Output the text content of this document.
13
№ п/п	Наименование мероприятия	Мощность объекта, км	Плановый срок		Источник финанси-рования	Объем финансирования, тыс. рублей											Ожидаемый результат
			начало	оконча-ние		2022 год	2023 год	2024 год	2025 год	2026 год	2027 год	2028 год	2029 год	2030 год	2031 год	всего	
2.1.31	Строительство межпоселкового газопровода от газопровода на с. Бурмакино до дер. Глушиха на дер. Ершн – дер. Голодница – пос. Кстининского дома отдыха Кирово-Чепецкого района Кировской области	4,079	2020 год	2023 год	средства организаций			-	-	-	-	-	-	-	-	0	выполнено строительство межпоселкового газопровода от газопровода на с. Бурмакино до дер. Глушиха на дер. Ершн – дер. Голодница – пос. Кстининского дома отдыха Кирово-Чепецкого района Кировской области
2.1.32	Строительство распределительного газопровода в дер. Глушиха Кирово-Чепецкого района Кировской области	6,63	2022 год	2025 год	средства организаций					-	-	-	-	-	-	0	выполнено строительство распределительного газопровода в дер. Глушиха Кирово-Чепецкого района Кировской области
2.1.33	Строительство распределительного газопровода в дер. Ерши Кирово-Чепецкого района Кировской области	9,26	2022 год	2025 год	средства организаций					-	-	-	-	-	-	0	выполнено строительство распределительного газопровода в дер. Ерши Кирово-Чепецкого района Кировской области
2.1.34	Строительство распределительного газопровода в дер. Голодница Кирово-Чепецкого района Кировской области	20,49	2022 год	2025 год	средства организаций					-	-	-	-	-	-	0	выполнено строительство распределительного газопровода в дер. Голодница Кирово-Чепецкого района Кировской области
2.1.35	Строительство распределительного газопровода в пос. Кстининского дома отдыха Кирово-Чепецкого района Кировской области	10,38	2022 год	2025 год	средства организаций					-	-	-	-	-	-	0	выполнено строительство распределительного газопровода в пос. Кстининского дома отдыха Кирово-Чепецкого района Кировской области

■ WORK TO BE COMPLETED: Exactly as shown above, return every record.

■ FINISHED TASK:
Output the text content of this document.
13
№ п/п	Наименование мероприятия	Мощность объекта, км	Плановый срок		Источник финанси-рования	Объем финансирования, тыс. рублей											Ожидаемый результат
			начало	оконча-ние		2022 год	2023 год	2024 год	2025 год	2026 год	2027 год	2028 год	2029 год	2030 год	2031 год	всего	
2.1.31	Строительство межпоселкового газопровода от газопровода на с. Бурмакино до дер. Глушиха на дер. Ершн – дер. Голодница – пос. Кстининского дома отдыха Кирово-Чепецкого района Кировской области	4,079	2020 год	2023 год	средства организаций			-	-	-	-	-	-	-	-	0	выполнено строительство межпоселкового газопровода от газопровода на с. Бурмакино до дер. Глушиха на дер. Ершн – дер. Голодница – пос. Кстининского дома отдыха Кирово-Чепецкого района Кировской области
2.1.32	Строительство распределительного газопровода в дер. Глушиха Кирово-Чепецкого района Кировской области	6,63	2022 год	2025 год	средства организаций					-	-	-	-	-	-	0	выполнено строительство распределительного газопровода в дер. Глушиха Кирово-Чепецкого района Кировской области
2.1.33	Строительство распределительного газопровода в дер. Ерши Кирово-Чепецкого района Кировской области	9,26	2022 год	2025 год	средства организаций					-	-	-	-	-	-	0	выполнено строительство распределительного газопровода в дер. Ерши Кирово-Чепецкого района Кировской области
2.1.34	Строительство распределительного газопровода в дер. Голодница Кирово-Чепецкого района Кировской области	20,49	2022 год	2025 год	средства организаций					-	-	-	-	-	-	0	выполнено строительство распределительного газопровода в дер. Голодница Кирово-Чепецкого района Кировской области
2.1.35	Строительство распределительного газопровода в пос. Кстининского дома отдыха Кирово-Чепецкого района Кировской области	10,38	2022 год	2025 год	средства организаций					-	-	-	-	-	-	0	выполнено строительство распределительного газопровода в пос. Кстининского дома отдыха Кирово-Чепецкого района Кировской области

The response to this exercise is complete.